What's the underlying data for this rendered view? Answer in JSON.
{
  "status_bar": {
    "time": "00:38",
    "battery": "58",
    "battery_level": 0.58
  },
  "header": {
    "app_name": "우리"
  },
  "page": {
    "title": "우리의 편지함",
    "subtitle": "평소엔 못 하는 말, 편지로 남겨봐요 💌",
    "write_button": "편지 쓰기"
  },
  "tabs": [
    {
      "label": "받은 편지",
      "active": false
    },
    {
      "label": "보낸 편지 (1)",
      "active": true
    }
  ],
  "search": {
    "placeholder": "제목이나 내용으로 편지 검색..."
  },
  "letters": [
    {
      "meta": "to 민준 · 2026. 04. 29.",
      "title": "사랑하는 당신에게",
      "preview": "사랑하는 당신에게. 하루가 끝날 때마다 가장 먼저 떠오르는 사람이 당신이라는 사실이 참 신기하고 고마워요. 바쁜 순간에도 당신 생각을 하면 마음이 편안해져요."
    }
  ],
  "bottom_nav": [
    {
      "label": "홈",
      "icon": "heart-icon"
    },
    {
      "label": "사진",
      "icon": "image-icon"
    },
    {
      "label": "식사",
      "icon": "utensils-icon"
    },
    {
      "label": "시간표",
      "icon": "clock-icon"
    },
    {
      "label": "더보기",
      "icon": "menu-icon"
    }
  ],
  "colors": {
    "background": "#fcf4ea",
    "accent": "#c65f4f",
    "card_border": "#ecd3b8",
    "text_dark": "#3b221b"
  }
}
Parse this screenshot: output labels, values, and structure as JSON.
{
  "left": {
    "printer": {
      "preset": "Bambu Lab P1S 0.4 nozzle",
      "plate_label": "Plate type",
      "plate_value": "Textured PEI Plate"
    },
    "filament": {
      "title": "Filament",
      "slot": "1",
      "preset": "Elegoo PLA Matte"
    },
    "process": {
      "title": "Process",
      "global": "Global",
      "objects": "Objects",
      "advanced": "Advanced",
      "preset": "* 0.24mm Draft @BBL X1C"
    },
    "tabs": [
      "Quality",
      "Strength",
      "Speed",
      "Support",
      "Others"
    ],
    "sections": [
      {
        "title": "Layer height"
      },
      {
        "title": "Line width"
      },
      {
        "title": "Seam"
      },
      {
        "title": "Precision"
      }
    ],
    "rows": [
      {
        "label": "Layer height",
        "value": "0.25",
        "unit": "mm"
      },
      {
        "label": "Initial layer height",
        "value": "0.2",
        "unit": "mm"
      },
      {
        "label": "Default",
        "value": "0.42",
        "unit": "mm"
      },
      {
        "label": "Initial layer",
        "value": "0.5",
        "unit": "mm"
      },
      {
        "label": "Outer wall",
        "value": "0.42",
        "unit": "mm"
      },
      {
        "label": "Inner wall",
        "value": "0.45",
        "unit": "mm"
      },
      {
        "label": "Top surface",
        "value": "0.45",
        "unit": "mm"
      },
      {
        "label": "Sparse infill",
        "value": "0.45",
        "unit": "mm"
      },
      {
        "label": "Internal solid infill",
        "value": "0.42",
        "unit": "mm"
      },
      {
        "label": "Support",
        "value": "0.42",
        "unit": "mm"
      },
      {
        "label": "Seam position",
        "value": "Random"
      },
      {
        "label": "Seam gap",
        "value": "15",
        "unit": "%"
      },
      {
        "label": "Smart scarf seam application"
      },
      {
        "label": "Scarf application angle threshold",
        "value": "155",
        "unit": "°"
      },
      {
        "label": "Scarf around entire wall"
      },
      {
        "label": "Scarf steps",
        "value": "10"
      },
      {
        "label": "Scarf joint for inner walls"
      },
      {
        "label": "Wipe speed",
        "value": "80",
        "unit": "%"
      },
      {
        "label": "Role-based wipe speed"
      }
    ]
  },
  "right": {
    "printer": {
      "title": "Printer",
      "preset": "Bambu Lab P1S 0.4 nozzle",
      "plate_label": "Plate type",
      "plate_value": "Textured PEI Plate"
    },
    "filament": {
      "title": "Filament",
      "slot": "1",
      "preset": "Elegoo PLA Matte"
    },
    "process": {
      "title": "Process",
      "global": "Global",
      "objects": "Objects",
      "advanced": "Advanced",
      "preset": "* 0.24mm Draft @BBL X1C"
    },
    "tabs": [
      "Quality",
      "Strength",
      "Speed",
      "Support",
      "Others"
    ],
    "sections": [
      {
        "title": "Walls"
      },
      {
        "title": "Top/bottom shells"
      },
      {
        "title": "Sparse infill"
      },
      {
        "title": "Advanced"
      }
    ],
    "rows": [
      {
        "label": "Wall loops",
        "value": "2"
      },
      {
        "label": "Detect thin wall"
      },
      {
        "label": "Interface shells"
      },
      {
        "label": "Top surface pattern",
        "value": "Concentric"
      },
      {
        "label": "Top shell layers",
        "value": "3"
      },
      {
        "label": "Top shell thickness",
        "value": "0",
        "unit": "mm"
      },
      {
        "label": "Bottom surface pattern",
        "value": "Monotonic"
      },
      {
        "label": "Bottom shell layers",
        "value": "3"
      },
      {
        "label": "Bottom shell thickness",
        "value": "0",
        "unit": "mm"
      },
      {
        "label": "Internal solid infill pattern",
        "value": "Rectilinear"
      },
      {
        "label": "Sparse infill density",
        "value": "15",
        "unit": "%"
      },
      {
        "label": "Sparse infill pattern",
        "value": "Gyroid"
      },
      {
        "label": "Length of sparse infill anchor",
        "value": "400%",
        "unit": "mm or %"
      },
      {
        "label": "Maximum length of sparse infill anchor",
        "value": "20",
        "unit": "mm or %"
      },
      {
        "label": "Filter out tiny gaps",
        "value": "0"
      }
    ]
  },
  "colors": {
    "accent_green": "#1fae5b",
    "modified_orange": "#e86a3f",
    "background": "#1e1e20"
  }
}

## DIRECTIONS
Within the entries above, work out how many lines contain the word "this". The number alone is the answer.

## EXERCISE ANSWER
2